**Task brief:**
Write out each record below exactly as it appears, with no pictures.

Data records
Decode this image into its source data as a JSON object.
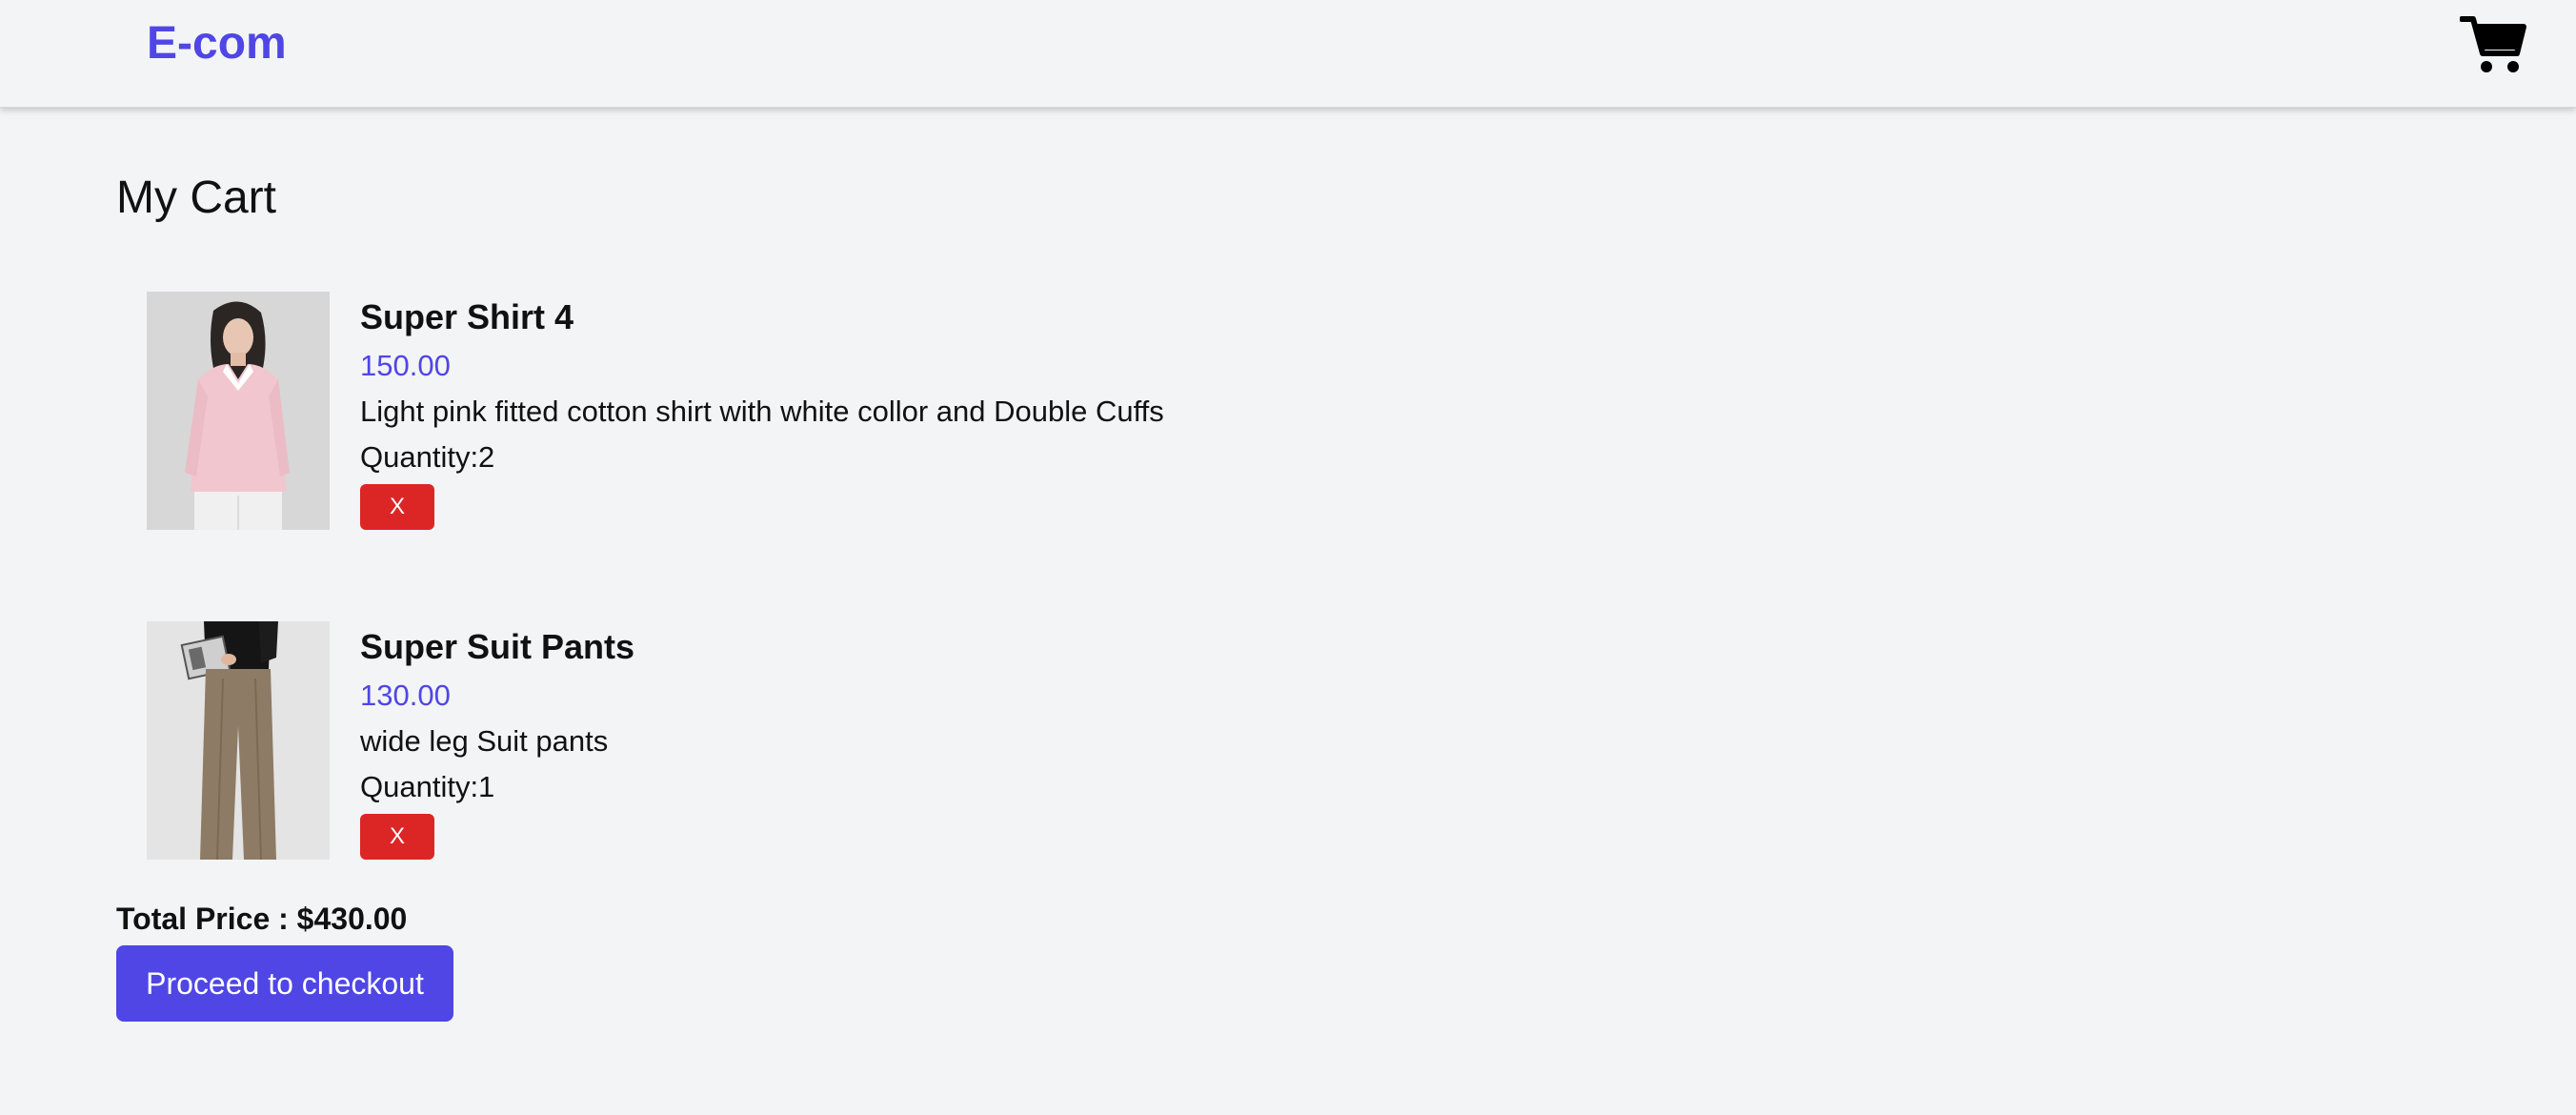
{
  "header": {
    "brand": "E-com",
    "cart_icon": "shopping-cart-icon"
  },
  "page": {
    "title": "My Cart"
  },
  "cart": {
    "items": [
      {
        "name": "Super Shirt 4",
        "price": "150.00",
        "description": "Light pink fitted cotton shirt with white collor and Double Cuffs",
        "quantity": "Quantity:2",
        "remove_label": "X"
      },
      {
        "name": "Super Suit Pants",
        "price": "130.00",
        "description": "wide leg Suit pants",
        "quantity": "Quantity:1",
        "remove_label": "X"
      }
    ],
    "total_label": "Total Price : $430.00",
    "checkout_label": "Proceed to checkout"
  },
  "colors": {
    "accent": "#4f46e5",
    "danger": "#dc2626",
    "background": "#f3f4f6"
  }
}
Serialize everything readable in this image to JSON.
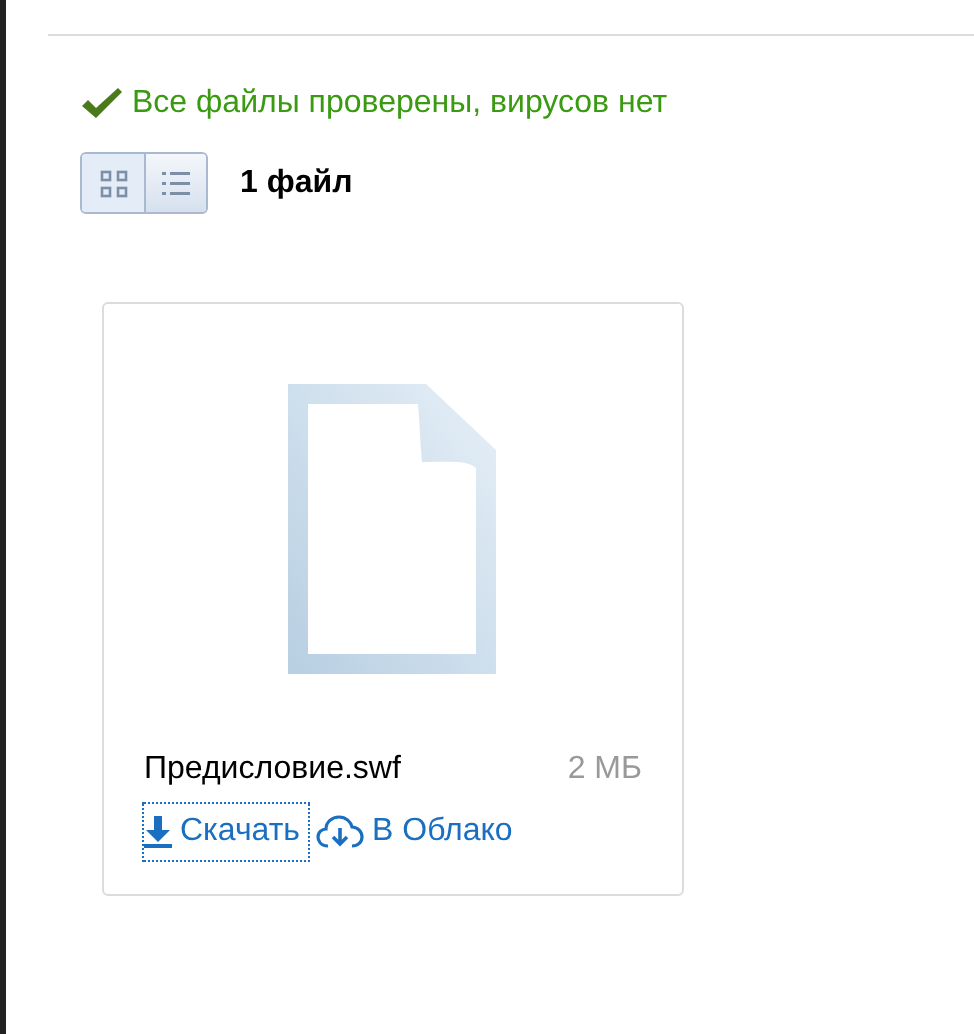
{
  "scan_status": {
    "text": "Все файлы проверены, вирусов нет"
  },
  "view_toggles": [
    {
      "kind": "grid",
      "selected": true
    },
    {
      "kind": "list",
      "selected": false
    }
  ],
  "file_count": "1 файл",
  "files": [
    {
      "name": "Предисловие.swf",
      "size": "2 МБ",
      "actions": [
        {
          "kind": "download",
          "label": "Скачать",
          "focused": true
        },
        {
          "kind": "cloud",
          "label": "В Облако",
          "focused": false
        }
      ]
    }
  ]
}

**Solution:**
Decode this image into its source data as a JSON object.
{
  "header": {
    "brand": "E-com",
    "cart_icon": "shopping-cart-icon"
  },
  "page": {
    "title": "My Cart"
  },
  "cart": {
    "items": [
      {
        "name": "Super Shirt 4",
        "price": "150.00",
        "description": "Light pink fitted cotton shirt with white collor and Double Cuffs",
        "quantity": "Quantity:2",
        "remove_label": "X"
      },
      {
        "name": "Super Suit Pants",
        "price": "130.00",
        "description": "wide leg Suit pants",
        "quantity": "Quantity:1",
        "remove_label": "X"
      }
    ],
    "total_label": "Total Price : $430.00",
    "checkout_label": "Proceed to checkout"
  },
  "colors": {
    "accent": "#4f46e5",
    "danger": "#dc2626",
    "background": "#f3f4f6"
  }
}
Serialize everything readable in this image to JSON.
{
  "scan_status": {
    "text": "Все файлы проверены, вирусов нет"
  },
  "view_toggles": [
    {
      "kind": "grid",
      "selected": true
    },
    {
      "kind": "list",
      "selected": false
    }
  ],
  "file_count": "1 файл",
  "files": [
    {
      "name": "Предисловие.swf",
      "size": "2 МБ",
      "actions": [
        {
          "kind": "download",
          "label": "Скачать",
          "focused": true
        },
        {
          "kind": "cloud",
          "label": "В Облако",
          "focused": false
        }
      ]
    }
  ]
}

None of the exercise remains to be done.